Excerpt from a dataset
-- START --

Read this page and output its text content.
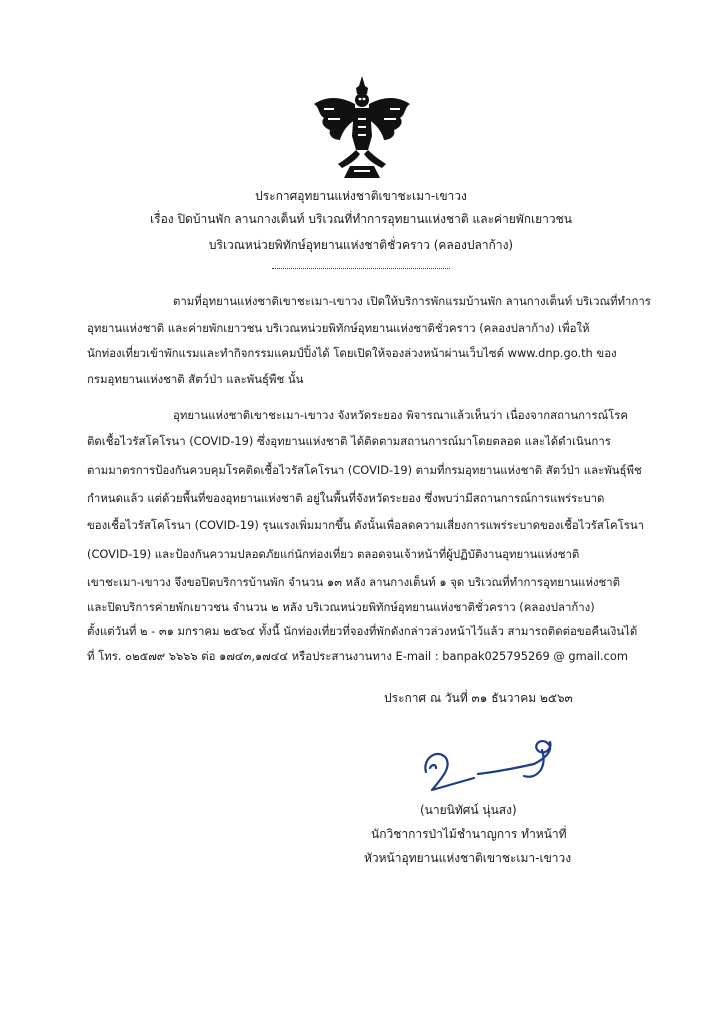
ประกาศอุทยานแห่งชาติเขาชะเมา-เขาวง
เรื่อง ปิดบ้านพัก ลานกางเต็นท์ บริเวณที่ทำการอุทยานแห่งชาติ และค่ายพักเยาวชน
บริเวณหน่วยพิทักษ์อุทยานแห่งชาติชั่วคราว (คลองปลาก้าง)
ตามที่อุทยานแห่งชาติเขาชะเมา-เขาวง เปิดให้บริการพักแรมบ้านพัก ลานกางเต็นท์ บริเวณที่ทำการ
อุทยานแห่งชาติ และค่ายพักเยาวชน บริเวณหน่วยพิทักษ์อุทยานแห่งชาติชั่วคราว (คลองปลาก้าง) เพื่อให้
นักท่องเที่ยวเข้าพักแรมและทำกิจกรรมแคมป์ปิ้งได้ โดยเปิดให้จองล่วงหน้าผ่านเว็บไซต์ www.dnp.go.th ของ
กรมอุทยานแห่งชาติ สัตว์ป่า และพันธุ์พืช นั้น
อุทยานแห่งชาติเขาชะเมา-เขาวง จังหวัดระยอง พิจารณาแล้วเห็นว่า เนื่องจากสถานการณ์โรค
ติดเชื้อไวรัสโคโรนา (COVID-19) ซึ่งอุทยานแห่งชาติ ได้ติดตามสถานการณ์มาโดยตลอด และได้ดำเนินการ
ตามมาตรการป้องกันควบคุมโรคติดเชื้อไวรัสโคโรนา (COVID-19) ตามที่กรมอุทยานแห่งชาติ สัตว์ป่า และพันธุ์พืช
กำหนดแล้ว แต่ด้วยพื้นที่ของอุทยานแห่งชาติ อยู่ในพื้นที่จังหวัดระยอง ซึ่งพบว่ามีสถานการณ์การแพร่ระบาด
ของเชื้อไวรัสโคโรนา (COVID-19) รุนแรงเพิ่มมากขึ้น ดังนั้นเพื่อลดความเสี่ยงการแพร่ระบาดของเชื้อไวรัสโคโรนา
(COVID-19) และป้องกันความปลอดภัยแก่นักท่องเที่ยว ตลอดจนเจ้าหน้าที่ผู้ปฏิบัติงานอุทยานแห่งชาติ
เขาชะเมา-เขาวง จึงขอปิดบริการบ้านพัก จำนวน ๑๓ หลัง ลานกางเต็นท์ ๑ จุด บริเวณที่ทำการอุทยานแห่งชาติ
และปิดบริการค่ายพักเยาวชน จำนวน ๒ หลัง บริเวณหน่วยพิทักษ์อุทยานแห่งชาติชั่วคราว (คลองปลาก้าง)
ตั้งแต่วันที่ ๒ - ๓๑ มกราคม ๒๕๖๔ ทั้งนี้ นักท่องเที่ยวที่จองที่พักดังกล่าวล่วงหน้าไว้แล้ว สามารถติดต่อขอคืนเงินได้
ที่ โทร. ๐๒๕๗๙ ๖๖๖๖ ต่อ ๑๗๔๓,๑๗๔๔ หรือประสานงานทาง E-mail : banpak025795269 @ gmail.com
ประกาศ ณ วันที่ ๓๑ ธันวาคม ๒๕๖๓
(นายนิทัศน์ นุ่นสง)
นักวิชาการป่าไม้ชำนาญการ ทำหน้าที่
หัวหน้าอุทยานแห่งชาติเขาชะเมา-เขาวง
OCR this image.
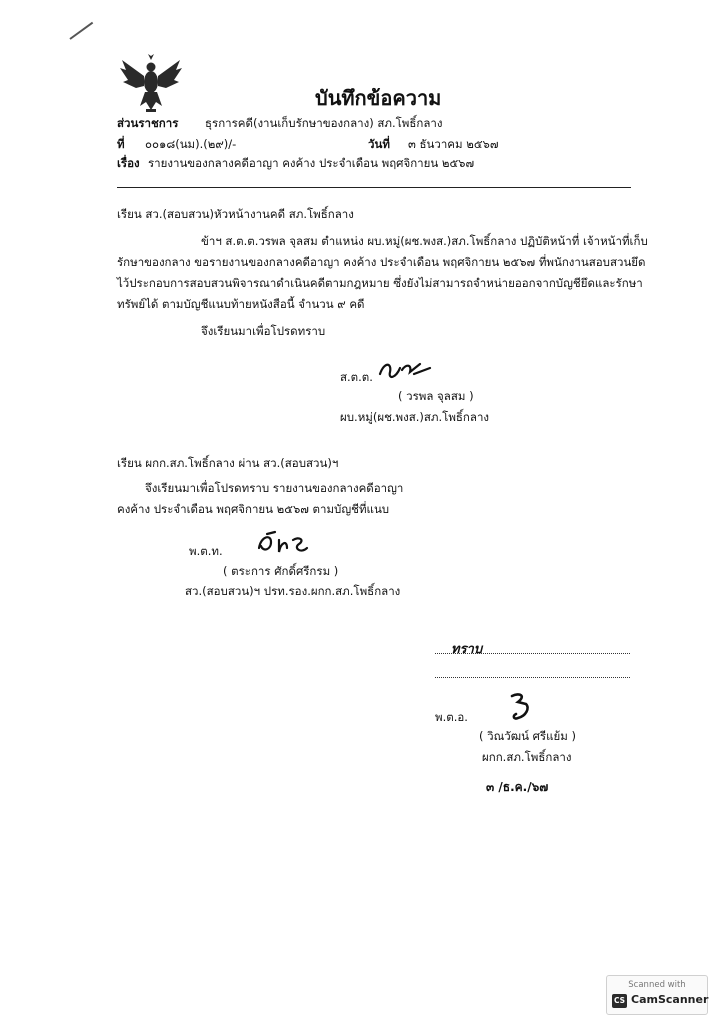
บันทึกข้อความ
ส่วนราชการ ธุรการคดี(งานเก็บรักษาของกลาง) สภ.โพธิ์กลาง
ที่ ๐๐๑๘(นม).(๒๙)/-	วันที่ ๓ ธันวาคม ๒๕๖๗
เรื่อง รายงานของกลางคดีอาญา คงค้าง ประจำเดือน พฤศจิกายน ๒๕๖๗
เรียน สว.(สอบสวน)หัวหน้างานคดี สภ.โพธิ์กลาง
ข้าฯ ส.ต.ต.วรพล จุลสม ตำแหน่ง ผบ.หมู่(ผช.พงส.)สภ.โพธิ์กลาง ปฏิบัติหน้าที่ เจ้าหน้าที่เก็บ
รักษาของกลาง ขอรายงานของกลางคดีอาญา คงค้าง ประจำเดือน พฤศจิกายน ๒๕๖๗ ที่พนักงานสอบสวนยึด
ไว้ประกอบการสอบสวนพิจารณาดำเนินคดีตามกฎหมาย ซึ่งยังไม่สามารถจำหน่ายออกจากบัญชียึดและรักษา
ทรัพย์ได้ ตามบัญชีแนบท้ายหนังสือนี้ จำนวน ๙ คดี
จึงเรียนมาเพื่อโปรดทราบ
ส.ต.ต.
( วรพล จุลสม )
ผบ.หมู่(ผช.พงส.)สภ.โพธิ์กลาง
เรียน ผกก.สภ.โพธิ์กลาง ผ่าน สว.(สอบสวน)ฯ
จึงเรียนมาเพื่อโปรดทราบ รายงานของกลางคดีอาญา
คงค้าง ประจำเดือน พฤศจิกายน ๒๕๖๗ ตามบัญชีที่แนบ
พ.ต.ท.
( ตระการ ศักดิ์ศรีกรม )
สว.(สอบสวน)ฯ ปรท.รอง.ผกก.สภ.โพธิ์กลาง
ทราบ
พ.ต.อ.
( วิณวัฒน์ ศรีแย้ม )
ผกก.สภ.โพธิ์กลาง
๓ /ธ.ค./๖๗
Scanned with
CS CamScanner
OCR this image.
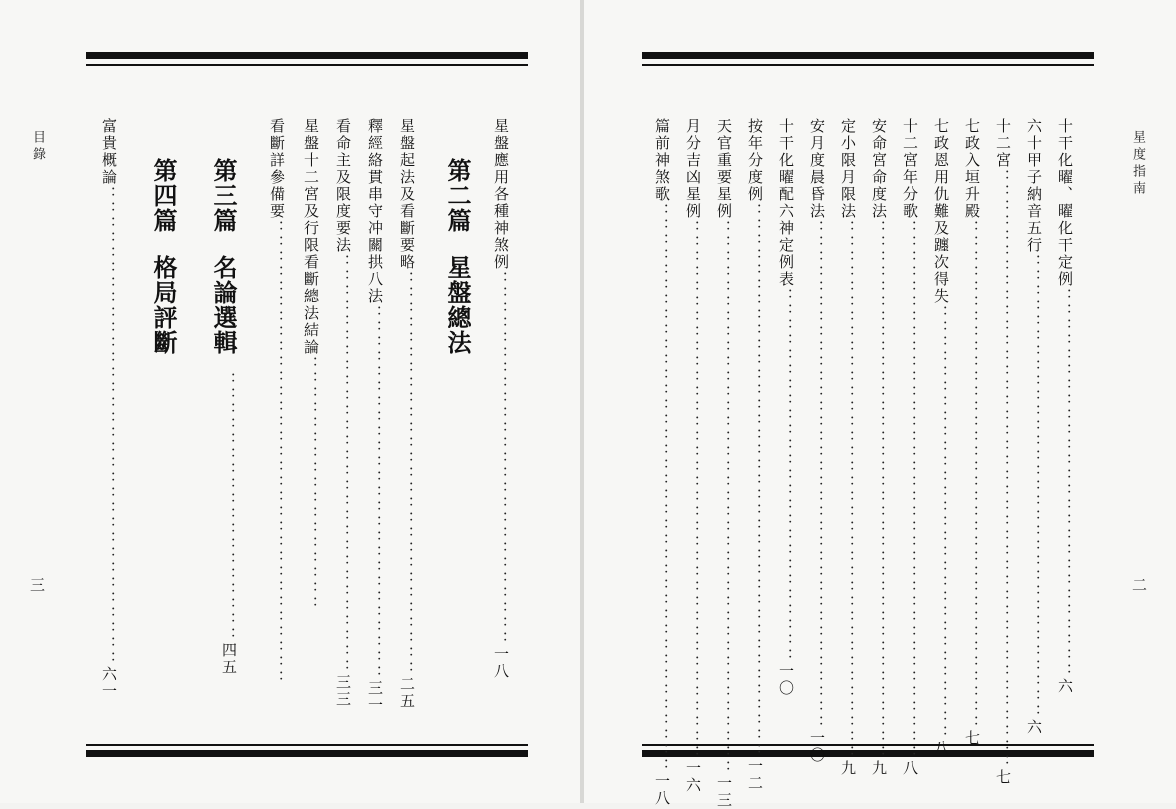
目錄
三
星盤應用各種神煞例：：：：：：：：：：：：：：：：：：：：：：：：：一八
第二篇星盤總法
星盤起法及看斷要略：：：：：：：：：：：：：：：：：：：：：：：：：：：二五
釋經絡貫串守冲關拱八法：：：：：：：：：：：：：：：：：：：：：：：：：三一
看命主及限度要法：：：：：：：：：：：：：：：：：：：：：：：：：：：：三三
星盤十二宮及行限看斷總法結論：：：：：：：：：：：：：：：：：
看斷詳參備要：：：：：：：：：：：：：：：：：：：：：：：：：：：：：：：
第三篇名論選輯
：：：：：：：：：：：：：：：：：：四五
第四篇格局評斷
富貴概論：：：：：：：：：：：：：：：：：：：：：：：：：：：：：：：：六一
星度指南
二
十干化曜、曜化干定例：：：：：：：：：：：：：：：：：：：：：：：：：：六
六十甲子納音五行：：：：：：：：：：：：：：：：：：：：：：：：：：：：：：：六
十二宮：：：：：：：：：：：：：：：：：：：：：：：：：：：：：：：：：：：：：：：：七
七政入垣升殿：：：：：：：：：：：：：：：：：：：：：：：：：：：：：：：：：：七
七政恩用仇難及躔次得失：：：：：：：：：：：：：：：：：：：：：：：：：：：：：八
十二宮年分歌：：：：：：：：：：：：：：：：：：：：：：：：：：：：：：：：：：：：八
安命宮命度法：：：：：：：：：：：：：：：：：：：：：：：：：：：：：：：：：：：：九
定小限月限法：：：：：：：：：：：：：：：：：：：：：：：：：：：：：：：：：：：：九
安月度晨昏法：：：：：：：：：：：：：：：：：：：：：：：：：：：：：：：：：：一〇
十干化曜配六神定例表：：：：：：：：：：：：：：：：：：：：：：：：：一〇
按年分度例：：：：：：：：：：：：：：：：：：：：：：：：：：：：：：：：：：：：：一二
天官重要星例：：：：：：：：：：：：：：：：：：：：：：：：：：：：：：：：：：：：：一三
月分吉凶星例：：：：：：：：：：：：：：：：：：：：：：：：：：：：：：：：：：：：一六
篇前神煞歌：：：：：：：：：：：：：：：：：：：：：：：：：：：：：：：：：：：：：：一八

-- END --

◆ **What to produce**: Lines that include the word "ดระยอง" are to be extracted from the data above.

◆ **Output for this task**:
อุทยานแห่งชาติเขาชะเมา-เขาวง จังหวัดระยอง พิจารณาแล้วเห็นว่า เนื่องจากสถานการณ์โรค
กำหนดแล้ว แต่ด้วยพื้นที่ของอุทยานแห่งชาติ อยู่ในพื้นที่จังหวัดระยอง ซึ่งพบว่ามีสถานการณ์การแพร่ระบาด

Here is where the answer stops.